## GIVEN INSTRUCTION
Count the lines below that contain "desc". Give only the number.

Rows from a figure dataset
☆ ☆ ☆ ☆ ☆

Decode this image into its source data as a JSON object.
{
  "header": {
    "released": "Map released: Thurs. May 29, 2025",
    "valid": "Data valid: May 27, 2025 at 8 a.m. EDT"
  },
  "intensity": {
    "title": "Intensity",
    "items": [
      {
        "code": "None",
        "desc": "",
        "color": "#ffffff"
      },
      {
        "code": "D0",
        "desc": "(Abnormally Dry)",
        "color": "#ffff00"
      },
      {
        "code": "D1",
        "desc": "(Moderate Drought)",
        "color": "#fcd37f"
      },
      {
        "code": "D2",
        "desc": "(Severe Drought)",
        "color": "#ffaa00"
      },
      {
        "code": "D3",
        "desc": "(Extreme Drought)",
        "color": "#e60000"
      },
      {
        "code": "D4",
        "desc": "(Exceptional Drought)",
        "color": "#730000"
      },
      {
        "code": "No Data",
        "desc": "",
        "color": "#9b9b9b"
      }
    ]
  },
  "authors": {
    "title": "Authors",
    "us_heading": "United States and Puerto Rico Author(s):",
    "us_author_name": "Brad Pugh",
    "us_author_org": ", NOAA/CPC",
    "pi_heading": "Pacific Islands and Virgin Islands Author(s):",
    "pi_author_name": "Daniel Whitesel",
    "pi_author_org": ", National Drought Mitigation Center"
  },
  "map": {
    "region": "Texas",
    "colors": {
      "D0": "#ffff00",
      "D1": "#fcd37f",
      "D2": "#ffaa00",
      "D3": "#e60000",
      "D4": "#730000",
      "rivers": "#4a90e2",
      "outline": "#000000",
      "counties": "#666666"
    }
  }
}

☆ ☆ ☆ ☆ ☆

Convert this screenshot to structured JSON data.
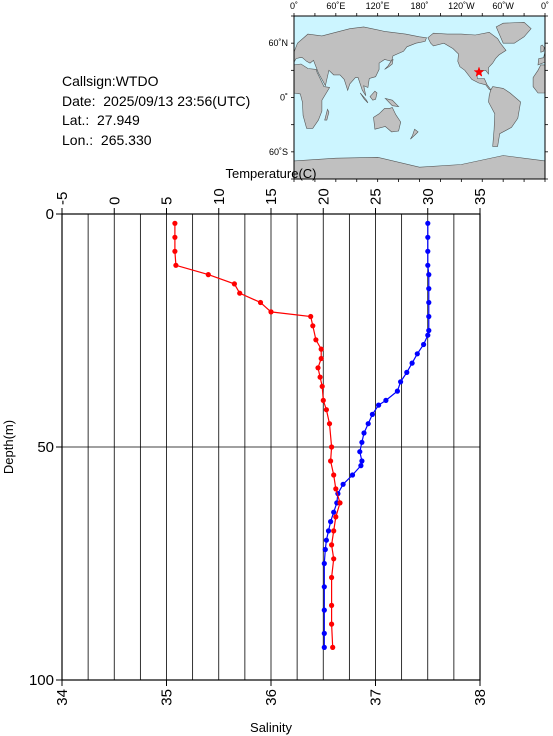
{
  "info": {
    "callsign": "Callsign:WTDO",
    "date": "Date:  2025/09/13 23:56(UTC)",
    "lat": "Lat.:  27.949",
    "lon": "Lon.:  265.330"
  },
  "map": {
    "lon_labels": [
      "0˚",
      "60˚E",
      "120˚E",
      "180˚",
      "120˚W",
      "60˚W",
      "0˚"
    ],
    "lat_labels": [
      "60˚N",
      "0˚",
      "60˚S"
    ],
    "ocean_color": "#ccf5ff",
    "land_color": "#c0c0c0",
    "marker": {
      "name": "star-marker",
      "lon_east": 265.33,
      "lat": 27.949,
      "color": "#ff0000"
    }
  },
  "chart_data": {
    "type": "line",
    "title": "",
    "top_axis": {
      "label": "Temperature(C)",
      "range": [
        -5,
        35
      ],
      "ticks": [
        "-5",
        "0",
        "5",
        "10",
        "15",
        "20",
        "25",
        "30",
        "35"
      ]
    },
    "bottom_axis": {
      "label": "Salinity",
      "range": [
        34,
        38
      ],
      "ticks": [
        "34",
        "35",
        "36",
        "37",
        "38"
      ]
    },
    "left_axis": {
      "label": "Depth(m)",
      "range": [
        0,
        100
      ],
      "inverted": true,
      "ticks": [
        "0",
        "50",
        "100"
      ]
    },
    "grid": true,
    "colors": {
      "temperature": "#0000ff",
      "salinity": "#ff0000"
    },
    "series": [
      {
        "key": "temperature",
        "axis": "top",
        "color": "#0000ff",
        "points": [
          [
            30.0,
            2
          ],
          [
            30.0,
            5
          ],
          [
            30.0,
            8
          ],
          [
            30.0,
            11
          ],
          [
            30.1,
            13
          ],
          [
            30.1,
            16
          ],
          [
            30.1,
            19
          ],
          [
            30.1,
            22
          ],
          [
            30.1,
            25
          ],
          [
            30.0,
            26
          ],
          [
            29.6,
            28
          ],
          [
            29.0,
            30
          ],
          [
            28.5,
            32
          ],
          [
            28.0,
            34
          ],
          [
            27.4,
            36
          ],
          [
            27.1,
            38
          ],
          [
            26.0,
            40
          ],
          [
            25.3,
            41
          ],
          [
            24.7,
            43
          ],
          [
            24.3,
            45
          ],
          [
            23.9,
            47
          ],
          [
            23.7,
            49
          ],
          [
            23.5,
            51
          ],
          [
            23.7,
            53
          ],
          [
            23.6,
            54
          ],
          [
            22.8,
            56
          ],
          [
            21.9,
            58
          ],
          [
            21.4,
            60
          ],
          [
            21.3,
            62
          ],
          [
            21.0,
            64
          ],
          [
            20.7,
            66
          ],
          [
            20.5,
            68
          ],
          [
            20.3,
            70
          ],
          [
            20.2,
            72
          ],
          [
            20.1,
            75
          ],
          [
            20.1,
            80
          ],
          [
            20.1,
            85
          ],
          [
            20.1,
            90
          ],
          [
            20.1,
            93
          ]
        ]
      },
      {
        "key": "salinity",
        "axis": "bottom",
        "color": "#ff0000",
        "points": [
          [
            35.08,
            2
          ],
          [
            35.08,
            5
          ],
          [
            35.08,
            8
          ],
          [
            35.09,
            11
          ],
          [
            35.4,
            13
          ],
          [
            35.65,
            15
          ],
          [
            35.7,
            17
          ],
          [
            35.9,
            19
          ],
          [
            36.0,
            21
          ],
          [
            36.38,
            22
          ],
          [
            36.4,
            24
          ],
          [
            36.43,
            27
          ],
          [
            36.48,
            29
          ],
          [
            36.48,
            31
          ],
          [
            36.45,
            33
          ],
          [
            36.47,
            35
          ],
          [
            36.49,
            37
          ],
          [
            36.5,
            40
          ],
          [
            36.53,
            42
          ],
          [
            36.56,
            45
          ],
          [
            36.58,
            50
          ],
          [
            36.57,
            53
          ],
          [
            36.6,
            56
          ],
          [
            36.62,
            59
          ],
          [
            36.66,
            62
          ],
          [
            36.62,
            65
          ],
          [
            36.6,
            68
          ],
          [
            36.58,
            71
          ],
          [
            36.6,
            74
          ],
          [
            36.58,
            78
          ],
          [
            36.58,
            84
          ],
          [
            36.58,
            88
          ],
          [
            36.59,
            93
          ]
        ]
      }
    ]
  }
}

☆ ☆ ☆ ☆ ☆

## EXERCISE OUTPUT
7